Aim of the exercise: Would you restate all the data that follows, word for word?

Exercise data:
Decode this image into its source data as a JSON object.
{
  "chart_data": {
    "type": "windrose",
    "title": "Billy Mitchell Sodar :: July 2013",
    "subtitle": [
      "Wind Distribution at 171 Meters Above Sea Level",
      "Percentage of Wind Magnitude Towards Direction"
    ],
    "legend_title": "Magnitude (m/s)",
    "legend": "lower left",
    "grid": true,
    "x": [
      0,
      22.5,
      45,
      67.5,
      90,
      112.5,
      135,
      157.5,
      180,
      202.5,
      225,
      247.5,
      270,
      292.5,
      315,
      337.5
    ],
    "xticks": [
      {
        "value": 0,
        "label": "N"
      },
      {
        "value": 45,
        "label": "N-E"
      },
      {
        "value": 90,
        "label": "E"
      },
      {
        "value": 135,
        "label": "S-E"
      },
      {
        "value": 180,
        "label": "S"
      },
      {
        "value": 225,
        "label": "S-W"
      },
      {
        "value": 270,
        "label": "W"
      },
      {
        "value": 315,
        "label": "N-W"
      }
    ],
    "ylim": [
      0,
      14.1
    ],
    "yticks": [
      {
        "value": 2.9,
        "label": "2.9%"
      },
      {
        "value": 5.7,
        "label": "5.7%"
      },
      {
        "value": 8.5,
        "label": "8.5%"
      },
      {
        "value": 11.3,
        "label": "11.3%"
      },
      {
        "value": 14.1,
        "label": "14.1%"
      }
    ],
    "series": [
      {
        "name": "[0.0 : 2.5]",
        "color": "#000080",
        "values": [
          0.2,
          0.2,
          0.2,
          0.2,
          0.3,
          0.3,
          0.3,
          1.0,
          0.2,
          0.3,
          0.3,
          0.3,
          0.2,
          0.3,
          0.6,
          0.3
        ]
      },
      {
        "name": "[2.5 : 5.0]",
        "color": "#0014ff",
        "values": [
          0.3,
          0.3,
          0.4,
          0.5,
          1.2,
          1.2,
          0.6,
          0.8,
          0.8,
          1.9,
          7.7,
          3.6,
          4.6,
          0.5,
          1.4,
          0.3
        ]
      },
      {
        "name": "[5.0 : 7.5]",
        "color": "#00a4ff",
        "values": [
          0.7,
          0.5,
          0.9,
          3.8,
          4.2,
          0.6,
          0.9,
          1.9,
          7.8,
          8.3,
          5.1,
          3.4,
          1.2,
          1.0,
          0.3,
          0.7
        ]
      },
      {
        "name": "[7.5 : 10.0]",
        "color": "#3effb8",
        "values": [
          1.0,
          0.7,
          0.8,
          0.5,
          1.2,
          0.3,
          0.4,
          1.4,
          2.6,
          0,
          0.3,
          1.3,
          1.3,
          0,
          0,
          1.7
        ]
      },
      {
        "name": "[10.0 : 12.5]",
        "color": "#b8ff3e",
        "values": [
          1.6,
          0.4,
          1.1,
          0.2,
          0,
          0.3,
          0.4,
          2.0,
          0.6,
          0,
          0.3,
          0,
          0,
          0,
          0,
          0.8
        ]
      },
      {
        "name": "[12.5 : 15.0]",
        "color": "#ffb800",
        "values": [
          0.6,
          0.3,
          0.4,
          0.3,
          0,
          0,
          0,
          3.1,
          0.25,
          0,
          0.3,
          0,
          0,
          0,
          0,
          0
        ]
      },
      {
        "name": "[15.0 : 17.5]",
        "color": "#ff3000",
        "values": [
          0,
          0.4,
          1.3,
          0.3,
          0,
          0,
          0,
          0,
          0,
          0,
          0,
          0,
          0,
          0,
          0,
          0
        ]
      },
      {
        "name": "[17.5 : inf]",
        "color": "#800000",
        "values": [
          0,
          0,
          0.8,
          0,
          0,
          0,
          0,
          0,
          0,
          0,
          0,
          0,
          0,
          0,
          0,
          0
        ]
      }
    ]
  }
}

Task result:
Decode this image into its source data as a JSON object.
{
  "chart_data": {
    "type": "windrose",
    "title": "Billy Mitchell Sodar :: July 2013",
    "subtitle": [
      "Wind Distribution at 171 Meters Above Sea Level",
      "Percentage of Wind Magnitude Towards Direction"
    ],
    "legend_title": "Magnitude (m/s)",
    "legend": "lower left",
    "grid": true,
    "x": [
      0,
      22.5,
      45,
      67.5,
      90,
      112.5,
      135,
      157.5,
      180,
      202.5,
      225,
      247.5,
      270,
      292.5,
      315,
      337.5
    ],
    "xticks": [
      {
        "value": 0,
        "label": "N"
      },
      {
        "value": 45,
        "label": "N-E"
      },
      {
        "value": 90,
        "label": "E"
      },
      {
        "value": 135,
        "label": "S-E"
      },
      {
        "value": 180,
        "label": "S"
      },
      {
        "value": 225,
        "label": "S-W"
      },
      {
        "value": 270,
        "label": "W"
      },
      {
        "value": 315,
        "label": "N-W"
      }
    ],
    "ylim": [
      0,
      14.1
    ],
    "yticks": [
      {
        "value": 2.9,
        "label": "2.9%"
      },
      {
        "value": 5.7,
        "label": "5.7%"
      },
      {
        "value": 8.5,
        "label": "8.5%"
      },
      {
        "value": 11.3,
        "label": "11.3%"
      },
      {
        "value": 14.1,
        "label": "14.1%"
      }
    ],
    "series": [
      {
        "name": "[0.0 : 2.5]",
        "color": "#000080",
        "values": [
          0.2,
          0.2,
          0.2,
          0.2,
          0.3,
          0.3,
          0.3,
          1.0,
          0.2,
          0.3,
          0.3,
          0.3,
          0.2,
          0.3,
          0.6,
          0.3
        ]
      },
      {
        "name": "[2.5 : 5.0]",
        "color": "#0014ff",
        "values": [
          0.3,
          0.3,
          0.4,
          0.5,
          1.2,
          1.2,
          0.6,
          0.8,
          0.8,
          1.9,
          7.7,
          3.6,
          4.6,
          0.5,
          1.4,
          0.3
        ]
      },
      {
        "name": "[5.0 : 7.5]",
        "color": "#00a4ff",
        "values": [
          0.7,
          0.5,
          0.9,
          3.8,
          4.2,
          0.6,
          0.9,
          1.9,
          7.8,
          8.3,
          5.1,
          3.4,
          1.2,
          1.0,
          0.3,
          0.7
        ]
      },
      {
        "name": "[7.5 : 10.0]",
        "color": "#3effb8",
        "values": [
          1.0,
          0.7,
          0.8,
          0.5,
          1.2,
          0.3,
          0.4,
          1.4,
          2.6,
          0,
          0.3,
          1.3,
          1.3,
          0,
          0,
          1.7
        ]
      },
      {
        "name": "[10.0 : 12.5]",
        "color": "#b8ff3e",
        "values": [
          1.6,
          0.4,
          1.1,
          0.2,
          0,
          0.3,
          0.4,
          2.0,
          0.6,
          0,
          0.3,
          0,
          0,
          0,
          0,
          0.8
        ]
      },
      {
        "name": "[12.5 : 15.0]",
        "color": "#ffb800",
        "values": [
          0.6,
          0.3,
          0.4,
          0.3,
          0,
          0,
          0,
          3.1,
          0.25,
          0,
          0.3,
          0,
          0,
          0,
          0,
          0
        ]
      },
      {
        "name": "[15.0 : 17.5]",
        "color": "#ff3000",
        "values": [
          0,
          0.4,
          1.3,
          0.3,
          0,
          0,
          0,
          0,
          0,
          0,
          0,
          0,
          0,
          0,
          0,
          0
        ]
      },
      {
        "name": "[17.5 : inf]",
        "color": "#800000",
        "values": [
          0,
          0,
          0.8,
          0,
          0,
          0,
          0,
          0,
          0,
          0,
          0,
          0,
          0,
          0,
          0,
          0
        ]
      }
    ]
  }
}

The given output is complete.